Given problem: Can you give all the records again without altering a single character?

# # # # #

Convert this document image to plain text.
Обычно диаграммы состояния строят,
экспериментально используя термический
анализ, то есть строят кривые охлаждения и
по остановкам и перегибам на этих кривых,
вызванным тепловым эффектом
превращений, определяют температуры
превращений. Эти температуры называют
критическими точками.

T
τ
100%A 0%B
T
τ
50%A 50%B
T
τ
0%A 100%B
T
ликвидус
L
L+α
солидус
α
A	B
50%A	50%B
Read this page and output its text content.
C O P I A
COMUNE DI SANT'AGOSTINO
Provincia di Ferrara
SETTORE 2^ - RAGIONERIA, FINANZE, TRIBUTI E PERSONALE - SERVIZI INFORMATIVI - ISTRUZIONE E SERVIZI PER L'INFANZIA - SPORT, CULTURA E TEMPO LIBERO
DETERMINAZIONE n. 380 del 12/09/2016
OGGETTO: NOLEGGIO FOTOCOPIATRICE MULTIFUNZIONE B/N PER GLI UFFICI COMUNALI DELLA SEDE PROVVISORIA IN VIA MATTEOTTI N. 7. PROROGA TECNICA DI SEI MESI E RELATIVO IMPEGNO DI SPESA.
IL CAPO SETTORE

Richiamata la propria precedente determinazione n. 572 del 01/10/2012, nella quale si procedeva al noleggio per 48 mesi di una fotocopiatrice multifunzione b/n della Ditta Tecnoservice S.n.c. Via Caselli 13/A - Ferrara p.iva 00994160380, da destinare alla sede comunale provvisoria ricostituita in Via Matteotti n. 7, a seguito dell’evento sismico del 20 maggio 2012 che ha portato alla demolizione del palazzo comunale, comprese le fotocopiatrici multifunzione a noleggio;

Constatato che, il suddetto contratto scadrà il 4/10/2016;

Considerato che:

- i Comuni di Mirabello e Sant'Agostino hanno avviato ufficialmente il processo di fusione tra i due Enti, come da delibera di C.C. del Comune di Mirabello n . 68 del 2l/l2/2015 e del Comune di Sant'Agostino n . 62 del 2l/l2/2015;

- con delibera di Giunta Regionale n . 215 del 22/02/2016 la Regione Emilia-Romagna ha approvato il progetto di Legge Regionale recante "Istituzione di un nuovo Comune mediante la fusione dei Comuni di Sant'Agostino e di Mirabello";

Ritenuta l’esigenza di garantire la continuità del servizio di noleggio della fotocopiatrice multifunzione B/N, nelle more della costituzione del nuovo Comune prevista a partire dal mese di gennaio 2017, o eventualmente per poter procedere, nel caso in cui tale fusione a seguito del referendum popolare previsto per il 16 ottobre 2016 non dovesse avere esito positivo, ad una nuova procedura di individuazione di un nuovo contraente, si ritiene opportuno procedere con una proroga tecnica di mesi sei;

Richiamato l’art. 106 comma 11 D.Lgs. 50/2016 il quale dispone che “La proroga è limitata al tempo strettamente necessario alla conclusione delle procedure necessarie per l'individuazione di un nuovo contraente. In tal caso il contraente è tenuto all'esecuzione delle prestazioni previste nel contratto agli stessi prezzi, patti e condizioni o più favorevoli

# # # # #

Written solution:
Convert this document image to plain text.
Обычно диаграммы состояния строят,
экспериментально используя термический
анализ, то есть строят кривые охлаждения и
по остановкам и перегибам на этих кривых,
вызванным тепловым эффектом
превращений, определяют температуры
превращений. Эти температуры называют
критическими точками.

T
τ
100%A 0%B
T
τ
50%A 50%B
T
τ
0%A 100%B
T
ликвидус
L
L+α
солидус
α
A	B
50%A	50%B
Read this page and output its text content.
C O P I A
COMUNE DI SANT'AGOSTINO
Provincia di Ferrara
SETTORE 2^ - RAGIONERIA, FINANZE, TRIBUTI E PERSONALE - SERVIZI INFORMATIVI - ISTRUZIONE E SERVIZI PER L'INFANZIA - SPORT, CULTURA E TEMPO LIBERO
DETERMINAZIONE n. 380 del 12/09/2016
OGGETTO: NOLEGGIO FOTOCOPIATRICE MULTIFUNZIONE B/N PER GLI UFFICI COMUNALI DELLA SEDE PROVVISORIA IN VIA MATTEOTTI N. 7. PROROGA TECNICA DI SEI MESI E RELATIVO IMPEGNO DI SPESA.
IL CAPO SETTORE

Richiamata la propria precedente determinazione n. 572 del 01/10/2012, nella quale si procedeva al noleggio per 48 mesi di una fotocopiatrice multifunzione b/n della Ditta Tecnoservice S.n.c. Via Caselli 13/A - Ferrara p.iva 00994160380, da destinare alla sede comunale provvisoria ricostituita in Via Matteotti n. 7, a seguito dell’evento sismico del 20 maggio 2012 che ha portato alla demolizione del palazzo comunale, comprese le fotocopiatrici multifunzione a noleggio;

Constatato che, il suddetto contratto scadrà il 4/10/2016;

Considerato che:

- i Comuni di Mirabello e Sant'Agostino hanno avviato ufficialmente il processo di fusione tra i due Enti, come da delibera di C.C. del Comune di Mirabello n . 68 del 2l/l2/2015 e del Comune di Sant'Agostino n . 62 del 2l/l2/2015;

- con delibera di Giunta Regionale n . 215 del 22/02/2016 la Regione Emilia-Romagna ha approvato il progetto di Legge Regionale recante "Istituzione di un nuovo Comune mediante la fusione dei Comuni di Sant'Agostino e di Mirabello";

Ritenuta l’esigenza di garantire la continuità del servizio di noleggio della fotocopiatrice multifunzione B/N, nelle more della costituzione del nuovo Comune prevista a partire dal mese di gennaio 2017, o eventualmente per poter procedere, nel caso in cui tale fusione a seguito del referendum popolare previsto per il 16 ottobre 2016 non dovesse avere esito positivo, ad una nuova procedura di individuazione di un nuovo contraente, si ritiene opportuno procedere con una proroga tecnica di mesi sei;

Richiamato l’art. 106 comma 11 D.Lgs. 50/2016 il quale dispone che “La proroga è limitata al tempo strettamente necessario alla conclusione delle procedure necessarie per l'individuazione di un nuovo contraente. In tal caso il contraente è tenuto all'esecuzione delle prestazioni previste nel contratto agli stessi prezzi, patti e condizioni o più favorevoli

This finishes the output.